▸ **WRITTEN TASK**: Repeat the entire listing exactly.

▸ **SOURCE DATA**:
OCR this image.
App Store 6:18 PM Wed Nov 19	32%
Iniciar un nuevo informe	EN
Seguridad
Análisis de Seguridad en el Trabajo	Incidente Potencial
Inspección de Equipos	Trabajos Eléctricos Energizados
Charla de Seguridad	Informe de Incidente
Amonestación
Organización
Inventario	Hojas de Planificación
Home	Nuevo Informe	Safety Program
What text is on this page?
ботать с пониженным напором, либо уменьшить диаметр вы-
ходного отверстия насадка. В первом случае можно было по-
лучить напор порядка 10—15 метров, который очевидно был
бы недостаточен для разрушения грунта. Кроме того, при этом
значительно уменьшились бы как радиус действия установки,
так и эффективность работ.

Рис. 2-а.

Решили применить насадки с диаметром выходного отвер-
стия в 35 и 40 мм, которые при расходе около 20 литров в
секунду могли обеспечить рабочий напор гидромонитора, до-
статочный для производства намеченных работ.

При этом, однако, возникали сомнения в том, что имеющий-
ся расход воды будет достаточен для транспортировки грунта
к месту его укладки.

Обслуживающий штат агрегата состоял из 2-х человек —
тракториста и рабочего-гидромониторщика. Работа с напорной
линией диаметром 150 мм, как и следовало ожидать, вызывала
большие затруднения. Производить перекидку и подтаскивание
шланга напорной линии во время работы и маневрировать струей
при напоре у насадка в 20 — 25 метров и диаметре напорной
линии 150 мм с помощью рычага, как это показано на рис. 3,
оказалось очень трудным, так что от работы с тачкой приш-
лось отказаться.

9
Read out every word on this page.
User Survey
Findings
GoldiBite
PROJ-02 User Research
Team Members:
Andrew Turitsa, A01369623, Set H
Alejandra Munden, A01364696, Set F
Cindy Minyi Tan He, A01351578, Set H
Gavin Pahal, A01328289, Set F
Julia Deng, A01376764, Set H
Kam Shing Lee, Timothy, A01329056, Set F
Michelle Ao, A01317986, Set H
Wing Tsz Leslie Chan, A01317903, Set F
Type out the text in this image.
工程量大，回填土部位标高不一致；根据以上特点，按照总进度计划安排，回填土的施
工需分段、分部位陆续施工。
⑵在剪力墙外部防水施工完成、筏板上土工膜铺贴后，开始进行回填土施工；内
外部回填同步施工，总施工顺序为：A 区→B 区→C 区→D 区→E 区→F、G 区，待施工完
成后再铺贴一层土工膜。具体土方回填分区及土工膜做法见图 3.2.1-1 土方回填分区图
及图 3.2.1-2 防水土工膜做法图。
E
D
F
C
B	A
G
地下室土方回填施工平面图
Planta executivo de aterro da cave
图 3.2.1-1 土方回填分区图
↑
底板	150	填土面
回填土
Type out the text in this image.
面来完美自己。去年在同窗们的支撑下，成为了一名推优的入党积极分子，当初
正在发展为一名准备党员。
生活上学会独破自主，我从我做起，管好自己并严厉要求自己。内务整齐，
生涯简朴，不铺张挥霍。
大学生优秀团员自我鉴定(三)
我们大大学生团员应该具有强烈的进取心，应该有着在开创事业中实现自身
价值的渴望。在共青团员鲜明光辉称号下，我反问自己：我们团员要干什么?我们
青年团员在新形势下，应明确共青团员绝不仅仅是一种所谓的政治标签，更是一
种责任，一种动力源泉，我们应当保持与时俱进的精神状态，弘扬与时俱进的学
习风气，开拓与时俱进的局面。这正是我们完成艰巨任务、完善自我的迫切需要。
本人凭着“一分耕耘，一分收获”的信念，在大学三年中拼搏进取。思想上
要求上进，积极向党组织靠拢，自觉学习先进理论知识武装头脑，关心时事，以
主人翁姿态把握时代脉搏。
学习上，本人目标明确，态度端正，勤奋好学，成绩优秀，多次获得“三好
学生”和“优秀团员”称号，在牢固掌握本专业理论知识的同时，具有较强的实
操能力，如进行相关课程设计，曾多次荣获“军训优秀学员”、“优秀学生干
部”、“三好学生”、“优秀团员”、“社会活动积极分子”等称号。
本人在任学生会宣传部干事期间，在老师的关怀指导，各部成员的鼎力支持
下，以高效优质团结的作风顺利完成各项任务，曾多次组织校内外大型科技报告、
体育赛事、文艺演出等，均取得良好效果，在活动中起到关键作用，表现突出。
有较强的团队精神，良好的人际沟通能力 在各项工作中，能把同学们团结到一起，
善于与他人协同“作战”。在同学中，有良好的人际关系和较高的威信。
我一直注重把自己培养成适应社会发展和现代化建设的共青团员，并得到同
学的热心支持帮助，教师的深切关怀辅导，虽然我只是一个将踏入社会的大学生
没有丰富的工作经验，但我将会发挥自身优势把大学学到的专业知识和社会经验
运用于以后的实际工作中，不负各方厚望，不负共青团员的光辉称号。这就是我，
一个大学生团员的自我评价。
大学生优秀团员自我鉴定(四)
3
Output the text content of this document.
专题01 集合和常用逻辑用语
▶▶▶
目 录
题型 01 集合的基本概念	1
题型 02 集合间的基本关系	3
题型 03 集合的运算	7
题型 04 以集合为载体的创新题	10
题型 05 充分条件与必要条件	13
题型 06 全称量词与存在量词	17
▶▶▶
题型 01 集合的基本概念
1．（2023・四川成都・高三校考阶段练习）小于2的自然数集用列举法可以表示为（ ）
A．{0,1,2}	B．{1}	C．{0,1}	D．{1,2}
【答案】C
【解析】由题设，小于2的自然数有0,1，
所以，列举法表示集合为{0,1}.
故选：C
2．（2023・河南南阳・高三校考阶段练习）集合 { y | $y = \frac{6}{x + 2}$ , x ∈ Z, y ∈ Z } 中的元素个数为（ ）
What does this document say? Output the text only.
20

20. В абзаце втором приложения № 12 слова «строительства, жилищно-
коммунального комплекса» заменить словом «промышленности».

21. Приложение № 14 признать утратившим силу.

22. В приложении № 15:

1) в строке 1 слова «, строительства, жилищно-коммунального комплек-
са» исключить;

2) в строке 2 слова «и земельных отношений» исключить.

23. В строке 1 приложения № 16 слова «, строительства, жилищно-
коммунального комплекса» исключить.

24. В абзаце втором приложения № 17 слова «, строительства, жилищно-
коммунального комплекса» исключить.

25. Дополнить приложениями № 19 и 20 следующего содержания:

▸ **SOLUTION**:
OCR this image.
App Store 6:18 PM Wed Nov 19	32%
Iniciar un nuevo informe	EN
Seguridad
Análisis de Seguridad en el Trabajo	Incidente Potencial
Inspección de Equipos	Trabajos Eléctricos Energizados
Charla de Seguridad	Informe de Incidente
Amonestación
Organización
Inventario	Hojas de Planificación
Home	Nuevo Informe	Safety Program
What text is on this page?
ботать с пониженным напором, либо уменьшить диаметр вы-
ходного отверстия насадка. В первом случае можно было по-
лучить напор порядка 10—15 метров, который очевидно был
бы недостаточен для разрушения грунта. Кроме того, при этом
значительно уменьшились бы как радиус действия установки,
так и эффективность работ.

Рис. 2-а.

Решили применить насадки с диаметром выходного отвер-
стия в 35 и 40 мм, которые при расходе около 20 литров в
секунду могли обеспечить рабочий напор гидромонитора, до-
статочный для производства намеченных работ.

При этом, однако, возникали сомнения в том, что имеющий-
ся расход воды будет достаточен для транспортировки грунта
к месту его укладки.

Обслуживающий штат агрегата состоял из 2-х человек —
тракториста и рабочего-гидромониторщика. Работа с напорной
линией диаметром 150 мм, как и следовало ожидать, вызывала
большие затруднения. Производить перекидку и подтаскивание
шланга напорной линии во время работы и маневрировать струей
при напоре у насадка в 20 — 25 метров и диаметре напорной
линии 150 мм с помощью рычага, как это показано на рис. 3,
оказалось очень трудным, так что от работы с тачкой приш-
лось отказаться.

9
Read out every word on this page.
User Survey
Findings
GoldiBite
PROJ-02 User Research
Team Members:
Andrew Turitsa, A01369623, Set H
Alejandra Munden, A01364696, Set F
Cindy Minyi Tan He, A01351578, Set H
Gavin Pahal, A01328289, Set F
Julia Deng, A01376764, Set H
Kam Shing Lee, Timothy, A01329056, Set F
Michelle Ao, A01317986, Set H
Wing Tsz Leslie Chan, A01317903, Set F
Type out the text in this image.
工程量大，回填土部位标高不一致；根据以上特点，按照总进度计划安排，回填土的施
工需分段、分部位陆续施工。
⑵在剪力墙外部防水施工完成、筏板上土工膜铺贴后，开始进行回填土施工；内
外部回填同步施工，总施工顺序为：A 区→B 区→C 区→D 区→E 区→F、G 区，待施工完
成后再铺贴一层土工膜。具体土方回填分区及土工膜做法见图 3.2.1-1 土方回填分区图
及图 3.2.1-2 防水土工膜做法图。
E
D
F
C
B	A
G
地下室土方回填施工平面图
Planta executivo de aterro da cave
图 3.2.1-1 土方回填分区图
↑
底板	150	填土面
回填土
Type out the text in this image.
面来完美自己。去年在同窗们的支撑下，成为了一名推优的入党积极分子，当初
正在发展为一名准备党员。
生活上学会独破自主，我从我做起，管好自己并严厉要求自己。内务整齐，
生涯简朴，不铺张挥霍。
大学生优秀团员自我鉴定(三)
我们大大学生团员应该具有强烈的进取心，应该有着在开创事业中实现自身
价值的渴望。在共青团员鲜明光辉称号下，我反问自己：我们团员要干什么?我们
青年团员在新形势下，应明确共青团员绝不仅仅是一种所谓的政治标签，更是一
种责任，一种动力源泉，我们应当保持与时俱进的精神状态，弘扬与时俱进的学
习风气，开拓与时俱进的局面。这正是我们完成艰巨任务、完善自我的迫切需要。
本人凭着“一分耕耘，一分收获”的信念，在大学三年中拼搏进取。思想上
要求上进，积极向党组织靠拢，自觉学习先进理论知识武装头脑，关心时事，以
主人翁姿态把握时代脉搏。
学习上，本人目标明确，态度端正，勤奋好学，成绩优秀，多次获得“三好
学生”和“优秀团员”称号，在牢固掌握本专业理论知识的同时，具有较强的实
操能力，如进行相关课程设计，曾多次荣获“军训优秀学员”、“优秀学生干
部”、“三好学生”、“优秀团员”、“社会活动积极分子”等称号。
本人在任学生会宣传部干事期间，在老师的关怀指导，各部成员的鼎力支持
下，以高效优质团结的作风顺利完成各项任务，曾多次组织校内外大型科技报告、
体育赛事、文艺演出等，均取得良好效果，在活动中起到关键作用，表现突出。
有较强的团队精神，良好的人际沟通能力 在各项工作中，能把同学们团结到一起，
善于与他人协同“作战”。在同学中，有良好的人际关系和较高的威信。
我一直注重把自己培养成适应社会发展和现代化建设的共青团员，并得到同
学的热心支持帮助，教师的深切关怀辅导，虽然我只是一个将踏入社会的大学生
没有丰富的工作经验，但我将会发挥自身优势把大学学到的专业知识和社会经验
运用于以后的实际工作中，不负各方厚望，不负共青团员的光辉称号。这就是我，
一个大学生团员的自我评价。
大学生优秀团员自我鉴定(四)
3
Output the text content of this document.
专题01 集合和常用逻辑用语
▶▶▶
目 录
题型 01 集合的基本概念	1
题型 02 集合间的基本关系	3
题型 03 集合的运算	7
题型 04 以集合为载体的创新题	10
题型 05 充分条件与必要条件	13
题型 06 全称量词与存在量词	17
▶▶▶
题型 01 集合的基本概念
1．（2023・四川成都・高三校考阶段练习）小于2的自然数集用列举法可以表示为（ ）
A．{0,1,2}	B．{1}	C．{0,1}	D．{1,2}
【答案】C
【解析】由题设，小于2的自然数有0,1，
所以，列举法表示集合为{0,1}.
故选：C
2．（2023・河南南阳・高三校考阶段练习）集合 { y | $y = \frac{6}{x + 2}$ , x ∈ Z, y ∈ Z } 中的元素个数为（ ）
What does this document say? Output the text only.
20

20. В абзаце втором приложения № 12 слова «строительства, жилищно-
коммунального комплекса» заменить словом «промышленности».

21. Приложение № 14 признать утратившим силу.

22. В приложении № 15:

1) в строке 1 слова «, строительства, жилищно-коммунального комплек-
са» исключить;

2) в строке 2 слова «и земельных отношений» исключить.

23. В строке 1 приложения № 16 слова «, строительства, жилищно-
коммунального комплекса» исключить.

24. В абзаце втором приложения № 17 слова «, строительства, жилищно-
коммунального комплекса» исключить.

25. Дополнить приложениями № 19 и 20 следующего содержания:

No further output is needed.